#### Material to process:
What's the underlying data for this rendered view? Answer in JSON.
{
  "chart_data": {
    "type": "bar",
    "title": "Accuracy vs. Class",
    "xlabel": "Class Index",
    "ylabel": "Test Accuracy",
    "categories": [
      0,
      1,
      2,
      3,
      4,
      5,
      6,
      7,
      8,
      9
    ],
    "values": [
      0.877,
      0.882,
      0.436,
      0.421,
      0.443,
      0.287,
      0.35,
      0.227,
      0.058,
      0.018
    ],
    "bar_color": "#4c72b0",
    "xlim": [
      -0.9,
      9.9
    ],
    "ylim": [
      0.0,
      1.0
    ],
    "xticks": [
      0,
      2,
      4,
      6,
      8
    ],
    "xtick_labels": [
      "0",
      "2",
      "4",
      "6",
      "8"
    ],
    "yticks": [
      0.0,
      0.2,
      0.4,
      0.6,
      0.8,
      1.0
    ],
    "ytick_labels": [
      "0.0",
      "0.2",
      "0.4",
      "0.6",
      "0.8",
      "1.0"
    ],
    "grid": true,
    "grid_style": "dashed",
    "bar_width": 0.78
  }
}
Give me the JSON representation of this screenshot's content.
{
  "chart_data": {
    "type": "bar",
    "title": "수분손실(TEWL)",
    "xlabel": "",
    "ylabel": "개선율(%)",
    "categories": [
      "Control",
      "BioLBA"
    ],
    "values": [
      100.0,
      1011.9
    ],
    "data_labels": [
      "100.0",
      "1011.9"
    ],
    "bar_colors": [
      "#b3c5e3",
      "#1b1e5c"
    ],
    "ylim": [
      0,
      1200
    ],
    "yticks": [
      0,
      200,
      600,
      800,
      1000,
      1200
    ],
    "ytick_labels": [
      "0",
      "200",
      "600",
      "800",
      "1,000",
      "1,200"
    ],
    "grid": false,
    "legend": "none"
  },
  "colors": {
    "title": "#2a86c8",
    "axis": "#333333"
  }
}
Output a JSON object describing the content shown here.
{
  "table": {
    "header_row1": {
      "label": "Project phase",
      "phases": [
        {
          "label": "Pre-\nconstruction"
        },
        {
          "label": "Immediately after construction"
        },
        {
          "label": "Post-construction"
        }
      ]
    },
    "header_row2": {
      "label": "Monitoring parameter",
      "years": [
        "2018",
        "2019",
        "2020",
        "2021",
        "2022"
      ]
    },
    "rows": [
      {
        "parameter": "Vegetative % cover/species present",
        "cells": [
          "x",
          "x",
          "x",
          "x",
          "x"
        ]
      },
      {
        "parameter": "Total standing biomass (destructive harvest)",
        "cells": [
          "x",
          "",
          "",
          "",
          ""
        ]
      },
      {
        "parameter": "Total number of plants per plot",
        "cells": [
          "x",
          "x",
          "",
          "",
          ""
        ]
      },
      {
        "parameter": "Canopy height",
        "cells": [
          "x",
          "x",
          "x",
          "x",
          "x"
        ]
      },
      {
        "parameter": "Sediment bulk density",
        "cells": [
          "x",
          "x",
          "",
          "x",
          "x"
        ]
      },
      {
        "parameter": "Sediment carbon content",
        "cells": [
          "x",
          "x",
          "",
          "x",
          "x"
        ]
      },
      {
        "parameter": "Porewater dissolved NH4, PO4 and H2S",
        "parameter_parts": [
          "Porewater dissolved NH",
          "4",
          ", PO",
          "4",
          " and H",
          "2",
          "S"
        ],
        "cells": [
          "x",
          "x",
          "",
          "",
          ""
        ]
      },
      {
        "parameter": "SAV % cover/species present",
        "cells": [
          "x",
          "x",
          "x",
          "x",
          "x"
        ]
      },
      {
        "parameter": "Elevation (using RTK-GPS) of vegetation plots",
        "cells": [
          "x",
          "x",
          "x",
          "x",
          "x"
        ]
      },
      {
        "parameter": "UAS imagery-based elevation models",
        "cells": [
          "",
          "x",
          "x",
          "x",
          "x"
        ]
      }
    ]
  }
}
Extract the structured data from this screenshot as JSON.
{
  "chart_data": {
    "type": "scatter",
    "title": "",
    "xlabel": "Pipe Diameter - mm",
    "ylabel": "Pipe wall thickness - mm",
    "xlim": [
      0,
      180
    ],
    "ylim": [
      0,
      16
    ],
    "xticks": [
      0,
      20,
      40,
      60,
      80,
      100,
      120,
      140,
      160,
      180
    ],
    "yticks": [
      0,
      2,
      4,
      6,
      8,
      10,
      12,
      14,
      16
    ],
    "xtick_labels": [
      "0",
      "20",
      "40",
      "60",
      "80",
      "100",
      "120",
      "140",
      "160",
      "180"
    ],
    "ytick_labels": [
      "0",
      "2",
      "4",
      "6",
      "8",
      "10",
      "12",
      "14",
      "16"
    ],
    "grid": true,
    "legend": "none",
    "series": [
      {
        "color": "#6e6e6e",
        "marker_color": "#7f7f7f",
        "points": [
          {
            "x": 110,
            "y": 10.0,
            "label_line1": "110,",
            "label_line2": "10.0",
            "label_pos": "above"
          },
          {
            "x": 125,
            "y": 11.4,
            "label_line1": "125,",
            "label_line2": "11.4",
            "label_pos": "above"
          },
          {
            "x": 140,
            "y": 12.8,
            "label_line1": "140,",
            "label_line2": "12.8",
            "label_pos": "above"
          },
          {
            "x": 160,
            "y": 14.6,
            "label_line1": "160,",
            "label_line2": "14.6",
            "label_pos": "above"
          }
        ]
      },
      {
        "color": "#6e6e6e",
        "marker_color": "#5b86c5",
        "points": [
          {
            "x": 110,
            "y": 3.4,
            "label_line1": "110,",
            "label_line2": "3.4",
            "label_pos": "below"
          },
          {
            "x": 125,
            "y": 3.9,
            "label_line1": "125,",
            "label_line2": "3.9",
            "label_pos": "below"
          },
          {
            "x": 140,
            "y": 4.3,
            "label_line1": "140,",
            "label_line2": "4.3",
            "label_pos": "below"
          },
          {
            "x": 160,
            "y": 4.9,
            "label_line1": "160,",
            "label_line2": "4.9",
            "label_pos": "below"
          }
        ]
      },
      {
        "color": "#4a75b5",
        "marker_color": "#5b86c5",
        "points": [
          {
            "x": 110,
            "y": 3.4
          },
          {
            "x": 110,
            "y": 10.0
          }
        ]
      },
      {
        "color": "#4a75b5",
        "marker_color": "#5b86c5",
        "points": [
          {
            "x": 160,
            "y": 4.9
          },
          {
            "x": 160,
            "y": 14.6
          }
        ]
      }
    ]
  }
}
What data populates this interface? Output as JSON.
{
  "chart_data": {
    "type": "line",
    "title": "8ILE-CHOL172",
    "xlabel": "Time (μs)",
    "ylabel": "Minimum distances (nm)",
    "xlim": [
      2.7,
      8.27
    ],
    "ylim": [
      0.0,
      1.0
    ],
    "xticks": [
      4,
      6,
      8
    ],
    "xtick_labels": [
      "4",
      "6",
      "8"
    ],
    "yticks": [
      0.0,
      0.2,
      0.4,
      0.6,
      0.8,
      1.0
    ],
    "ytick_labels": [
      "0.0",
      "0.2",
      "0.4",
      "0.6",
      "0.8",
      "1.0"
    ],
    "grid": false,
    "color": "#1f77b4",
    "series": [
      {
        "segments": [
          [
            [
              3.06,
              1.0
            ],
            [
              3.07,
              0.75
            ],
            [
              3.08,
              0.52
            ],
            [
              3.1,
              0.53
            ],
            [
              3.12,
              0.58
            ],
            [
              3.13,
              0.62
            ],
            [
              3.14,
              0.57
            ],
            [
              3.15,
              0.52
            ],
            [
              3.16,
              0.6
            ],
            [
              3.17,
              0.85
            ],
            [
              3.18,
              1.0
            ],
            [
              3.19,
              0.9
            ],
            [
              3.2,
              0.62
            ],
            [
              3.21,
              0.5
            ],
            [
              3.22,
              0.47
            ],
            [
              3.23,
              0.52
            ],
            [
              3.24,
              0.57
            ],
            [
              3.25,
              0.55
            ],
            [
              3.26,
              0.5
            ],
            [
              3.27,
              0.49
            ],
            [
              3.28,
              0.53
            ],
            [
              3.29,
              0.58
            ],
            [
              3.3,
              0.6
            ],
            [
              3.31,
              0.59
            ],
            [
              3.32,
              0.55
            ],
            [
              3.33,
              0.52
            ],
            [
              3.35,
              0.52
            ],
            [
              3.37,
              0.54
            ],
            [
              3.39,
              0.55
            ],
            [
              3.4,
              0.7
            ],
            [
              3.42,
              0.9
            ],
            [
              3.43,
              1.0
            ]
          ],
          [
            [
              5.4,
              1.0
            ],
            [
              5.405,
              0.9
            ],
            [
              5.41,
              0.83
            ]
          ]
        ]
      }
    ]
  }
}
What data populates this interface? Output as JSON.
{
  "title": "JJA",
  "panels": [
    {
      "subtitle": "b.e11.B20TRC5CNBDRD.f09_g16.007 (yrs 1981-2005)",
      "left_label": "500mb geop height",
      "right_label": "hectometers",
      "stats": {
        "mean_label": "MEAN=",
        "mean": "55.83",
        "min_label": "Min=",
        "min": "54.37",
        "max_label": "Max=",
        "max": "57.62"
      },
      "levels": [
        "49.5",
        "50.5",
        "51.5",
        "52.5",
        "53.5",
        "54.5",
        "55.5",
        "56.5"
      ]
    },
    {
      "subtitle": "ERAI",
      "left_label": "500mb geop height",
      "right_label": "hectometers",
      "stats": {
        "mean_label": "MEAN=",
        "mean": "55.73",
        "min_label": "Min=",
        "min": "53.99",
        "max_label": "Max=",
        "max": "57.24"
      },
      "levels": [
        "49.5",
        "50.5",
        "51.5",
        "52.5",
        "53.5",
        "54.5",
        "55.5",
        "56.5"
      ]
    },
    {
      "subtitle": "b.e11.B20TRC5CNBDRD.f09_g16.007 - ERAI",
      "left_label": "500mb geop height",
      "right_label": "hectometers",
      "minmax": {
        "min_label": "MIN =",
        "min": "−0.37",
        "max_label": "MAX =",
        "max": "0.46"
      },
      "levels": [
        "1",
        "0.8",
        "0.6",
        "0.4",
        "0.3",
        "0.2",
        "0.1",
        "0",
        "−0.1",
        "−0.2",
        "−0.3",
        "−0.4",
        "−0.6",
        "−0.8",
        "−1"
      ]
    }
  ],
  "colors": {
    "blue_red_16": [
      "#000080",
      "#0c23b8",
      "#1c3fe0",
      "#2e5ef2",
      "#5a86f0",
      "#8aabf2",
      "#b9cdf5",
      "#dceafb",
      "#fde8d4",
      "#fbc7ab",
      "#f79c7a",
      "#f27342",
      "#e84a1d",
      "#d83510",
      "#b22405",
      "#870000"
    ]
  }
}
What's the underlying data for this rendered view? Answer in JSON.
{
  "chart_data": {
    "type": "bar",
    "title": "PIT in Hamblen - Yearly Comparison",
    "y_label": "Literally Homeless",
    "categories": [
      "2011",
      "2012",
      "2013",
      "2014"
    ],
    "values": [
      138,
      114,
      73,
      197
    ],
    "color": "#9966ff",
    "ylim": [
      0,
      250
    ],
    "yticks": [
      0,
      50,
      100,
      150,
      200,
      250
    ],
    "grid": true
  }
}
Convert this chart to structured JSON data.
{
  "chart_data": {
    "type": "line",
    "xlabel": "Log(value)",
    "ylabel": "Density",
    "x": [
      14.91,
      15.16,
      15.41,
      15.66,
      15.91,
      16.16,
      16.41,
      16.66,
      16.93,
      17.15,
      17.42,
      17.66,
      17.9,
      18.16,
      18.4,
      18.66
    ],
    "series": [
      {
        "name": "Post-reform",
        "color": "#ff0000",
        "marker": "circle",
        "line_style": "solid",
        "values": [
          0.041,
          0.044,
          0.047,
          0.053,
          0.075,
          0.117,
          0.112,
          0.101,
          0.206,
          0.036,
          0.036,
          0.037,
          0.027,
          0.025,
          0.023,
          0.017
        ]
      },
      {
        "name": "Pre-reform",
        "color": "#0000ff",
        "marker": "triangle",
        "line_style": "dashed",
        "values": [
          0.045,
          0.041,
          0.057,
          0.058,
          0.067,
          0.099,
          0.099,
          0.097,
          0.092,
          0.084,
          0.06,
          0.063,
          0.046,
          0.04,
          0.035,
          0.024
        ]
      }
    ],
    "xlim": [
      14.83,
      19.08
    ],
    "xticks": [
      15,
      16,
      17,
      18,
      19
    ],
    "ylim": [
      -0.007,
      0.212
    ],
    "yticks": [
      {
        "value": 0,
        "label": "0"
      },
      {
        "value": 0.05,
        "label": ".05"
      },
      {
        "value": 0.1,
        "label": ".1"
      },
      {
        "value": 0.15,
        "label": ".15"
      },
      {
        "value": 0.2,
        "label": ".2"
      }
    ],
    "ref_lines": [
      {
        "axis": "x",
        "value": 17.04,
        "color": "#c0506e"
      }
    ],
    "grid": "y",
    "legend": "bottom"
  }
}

#### Task goal:
Where a line in the entries holds the word "dissolved", copy that line.

#### Output below:
        "parameter": "Porewater dissolved NH4, PO4 and H2S",
          "Porewater dissolved NH",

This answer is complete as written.